Transcribe the listing word for word.

%%

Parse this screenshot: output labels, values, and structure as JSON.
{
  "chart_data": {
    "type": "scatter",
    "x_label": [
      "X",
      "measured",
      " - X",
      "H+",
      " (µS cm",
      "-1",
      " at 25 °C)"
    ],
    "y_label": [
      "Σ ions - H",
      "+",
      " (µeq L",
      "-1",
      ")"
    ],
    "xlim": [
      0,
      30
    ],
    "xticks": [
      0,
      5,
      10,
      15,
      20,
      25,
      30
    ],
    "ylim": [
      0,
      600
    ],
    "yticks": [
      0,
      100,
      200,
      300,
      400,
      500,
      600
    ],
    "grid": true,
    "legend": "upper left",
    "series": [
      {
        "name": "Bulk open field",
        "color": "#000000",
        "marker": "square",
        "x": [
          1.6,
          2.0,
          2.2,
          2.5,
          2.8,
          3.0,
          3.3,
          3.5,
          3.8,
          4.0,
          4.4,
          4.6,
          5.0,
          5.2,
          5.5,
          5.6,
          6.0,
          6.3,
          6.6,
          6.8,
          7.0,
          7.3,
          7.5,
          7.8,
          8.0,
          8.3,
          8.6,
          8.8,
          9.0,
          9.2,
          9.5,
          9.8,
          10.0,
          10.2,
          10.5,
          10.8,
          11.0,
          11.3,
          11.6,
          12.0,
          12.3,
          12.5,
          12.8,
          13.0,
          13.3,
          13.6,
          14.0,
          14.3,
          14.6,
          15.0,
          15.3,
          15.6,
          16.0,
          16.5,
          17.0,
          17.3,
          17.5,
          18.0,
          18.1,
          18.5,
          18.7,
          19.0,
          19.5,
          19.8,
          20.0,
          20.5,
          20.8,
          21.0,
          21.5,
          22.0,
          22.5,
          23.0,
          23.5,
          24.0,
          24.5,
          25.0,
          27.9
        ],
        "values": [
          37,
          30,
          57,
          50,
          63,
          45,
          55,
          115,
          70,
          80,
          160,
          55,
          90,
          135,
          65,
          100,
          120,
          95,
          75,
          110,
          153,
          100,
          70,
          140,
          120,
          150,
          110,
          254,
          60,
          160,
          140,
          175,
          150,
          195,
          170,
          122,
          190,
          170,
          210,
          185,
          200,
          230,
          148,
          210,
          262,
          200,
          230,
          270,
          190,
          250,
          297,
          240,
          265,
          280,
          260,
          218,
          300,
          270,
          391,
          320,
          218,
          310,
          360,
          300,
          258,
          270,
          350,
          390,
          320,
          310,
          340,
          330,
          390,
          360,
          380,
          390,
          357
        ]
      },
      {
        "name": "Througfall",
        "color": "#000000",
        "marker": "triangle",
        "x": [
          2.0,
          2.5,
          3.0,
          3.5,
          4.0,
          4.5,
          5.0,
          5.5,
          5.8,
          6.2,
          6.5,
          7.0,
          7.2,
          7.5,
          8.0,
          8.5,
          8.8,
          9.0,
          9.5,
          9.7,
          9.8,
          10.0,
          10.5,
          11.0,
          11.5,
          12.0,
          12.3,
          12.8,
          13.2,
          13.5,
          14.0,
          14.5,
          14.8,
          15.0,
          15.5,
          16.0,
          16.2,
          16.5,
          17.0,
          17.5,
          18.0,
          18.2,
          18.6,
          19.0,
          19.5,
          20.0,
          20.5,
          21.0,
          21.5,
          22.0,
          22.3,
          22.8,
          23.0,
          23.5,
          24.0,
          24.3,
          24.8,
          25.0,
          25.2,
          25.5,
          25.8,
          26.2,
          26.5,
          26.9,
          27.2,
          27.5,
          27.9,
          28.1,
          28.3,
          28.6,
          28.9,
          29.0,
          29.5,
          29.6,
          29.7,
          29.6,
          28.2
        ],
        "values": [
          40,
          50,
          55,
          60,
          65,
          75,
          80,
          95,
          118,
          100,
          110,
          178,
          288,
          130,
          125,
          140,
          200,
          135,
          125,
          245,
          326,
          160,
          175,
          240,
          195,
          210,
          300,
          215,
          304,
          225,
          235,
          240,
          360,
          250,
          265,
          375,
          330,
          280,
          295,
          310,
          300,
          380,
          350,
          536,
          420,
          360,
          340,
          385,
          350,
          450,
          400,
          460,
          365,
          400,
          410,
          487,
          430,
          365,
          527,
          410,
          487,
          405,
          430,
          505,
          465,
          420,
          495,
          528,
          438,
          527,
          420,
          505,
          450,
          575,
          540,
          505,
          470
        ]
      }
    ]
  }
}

%%

(In response)
Parse this screenshot: output labels, values, and structure as JSON.
{
  "chart_data": {
    "type": "scatter",
    "x_label": [
      "X",
      "measured",
      " - X",
      "H+",
      " (µS cm",
      "-1",
      " at 25 °C)"
    ],
    "y_label": [
      "Σ ions - H",
      "+",
      " (µeq L",
      "-1",
      ")"
    ],
    "xlim": [
      0,
      30
    ],
    "xticks": [
      0,
      5,
      10,
      15,
      20,
      25,
      30
    ],
    "ylim": [
      0,
      600
    ],
    "yticks": [
      0,
      100,
      200,
      300,
      400,
      500,
      600
    ],
    "grid": true,
    "legend": "upper left",
    "series": [
      {
        "name": "Bulk open field",
        "color": "#000000",
        "marker": "square",
        "x": [
          1.6,
          2.0,
          2.2,
          2.5,
          2.8,
          3.0,
          3.3,
          3.5,
          3.8,
          4.0,
          4.4,
          4.6,
          5.0,
          5.2,
          5.5,
          5.6,
          6.0,
          6.3,
          6.6,
          6.8,
          7.0,
          7.3,
          7.5,
          7.8,
          8.0,
          8.3,
          8.6,
          8.8,
          9.0,
          9.2,
          9.5,
          9.8,
          10.0,
          10.2,
          10.5,
          10.8,
          11.0,
          11.3,
          11.6,
          12.0,
          12.3,
          12.5,
          12.8,
          13.0,
          13.3,
          13.6,
          14.0,
          14.3,
          14.6,
          15.0,
          15.3,
          15.6,
          16.0,
          16.5,
          17.0,
          17.3,
          17.5,
          18.0,
          18.1,
          18.5,
          18.7,
          19.0,
          19.5,
          19.8,
          20.0,
          20.5,
          20.8,
          21.0,
          21.5,
          22.0,
          22.5,
          23.0,
          23.5,
          24.0,
          24.5,
          25.0,
          27.9
        ],
        "values": [
          37,
          30,
          57,
          50,
          63,
          45,
          55,
          115,
          70,
          80,
          160,
          55,
          90,
          135,
          65,
          100,
          120,
          95,
          75,
          110,
          153,
          100,
          70,
          140,
          120,
          150,
          110,
          254,
          60,
          160,
          140,
          175,
          150,
          195,
          170,
          122,
          190,
          170,
          210,
          185,
          200,
          230,
          148,
          210,
          262,
          200,
          230,
          270,
          190,
          250,
          297,
          240,
          265,
          280,
          260,
          218,
          300,
          270,
          391,
          320,
          218,
          310,
          360,
          300,
          258,
          270,
          350,
          390,
          320,
          310,
          340,
          330,
          390,
          360,
          380,
          390,
          357
        ]
      },
      {
        "name": "Througfall",
        "color": "#000000",
        "marker": "triangle",
        "x": [
          2.0,
          2.5,
          3.0,
          3.5,
          4.0,
          4.5,
          5.0,
          5.5,
          5.8,
          6.2,
          6.5,
          7.0,
          7.2,
          7.5,
          8.0,
          8.5,
          8.8,
          9.0,
          9.5,
          9.7,
          9.8,
          10.0,
          10.5,
          11.0,
          11.5,
          12.0,
          12.3,
          12.8,
          13.2,
          13.5,
          14.0,
          14.5,
          14.8,
          15.0,
          15.5,
          16.0,
          16.2,
          16.5,
          17.0,
          17.5,
          18.0,
          18.2,
          18.6,
          19.0,
          19.5,
          20.0,
          20.5,
          21.0,
          21.5,
          22.0,
          22.3,
          22.8,
          23.0,
          23.5,
          24.0,
          24.3,
          24.8,
          25.0,
          25.2,
          25.5,
          25.8,
          26.2,
          26.5,
          26.9,
          27.2,
          27.5,
          27.9,
          28.1,
          28.3,
          28.6,
          28.9,
          29.0,
          29.5,
          29.6,
          29.7,
          29.6,
          28.2
        ],
        "values": [
          40,
          50,
          55,
          60,
          65,
          75,
          80,
          95,
          118,
          100,
          110,
          178,
          288,
          130,
          125,
          140,
          200,
          135,
          125,
          245,
          326,
          160,
          175,
          240,
          195,
          210,
          300,
          215,
          304,
          225,
          235,
          240,
          360,
          250,
          265,
          375,
          330,
          280,
          295,
          310,
          300,
          380,
          350,
          536,
          420,
          360,
          340,
          385,
          350,
          450,
          400,
          460,
          365,
          400,
          410,
          487,
          430,
          365,
          527,
          410,
          487,
          405,
          430,
          505,
          465,
          420,
          495,
          528,
          438,
          527,
          420,
          505,
          450,
          575,
          540,
          505,
          470
        ]
      }
    ]
  }
}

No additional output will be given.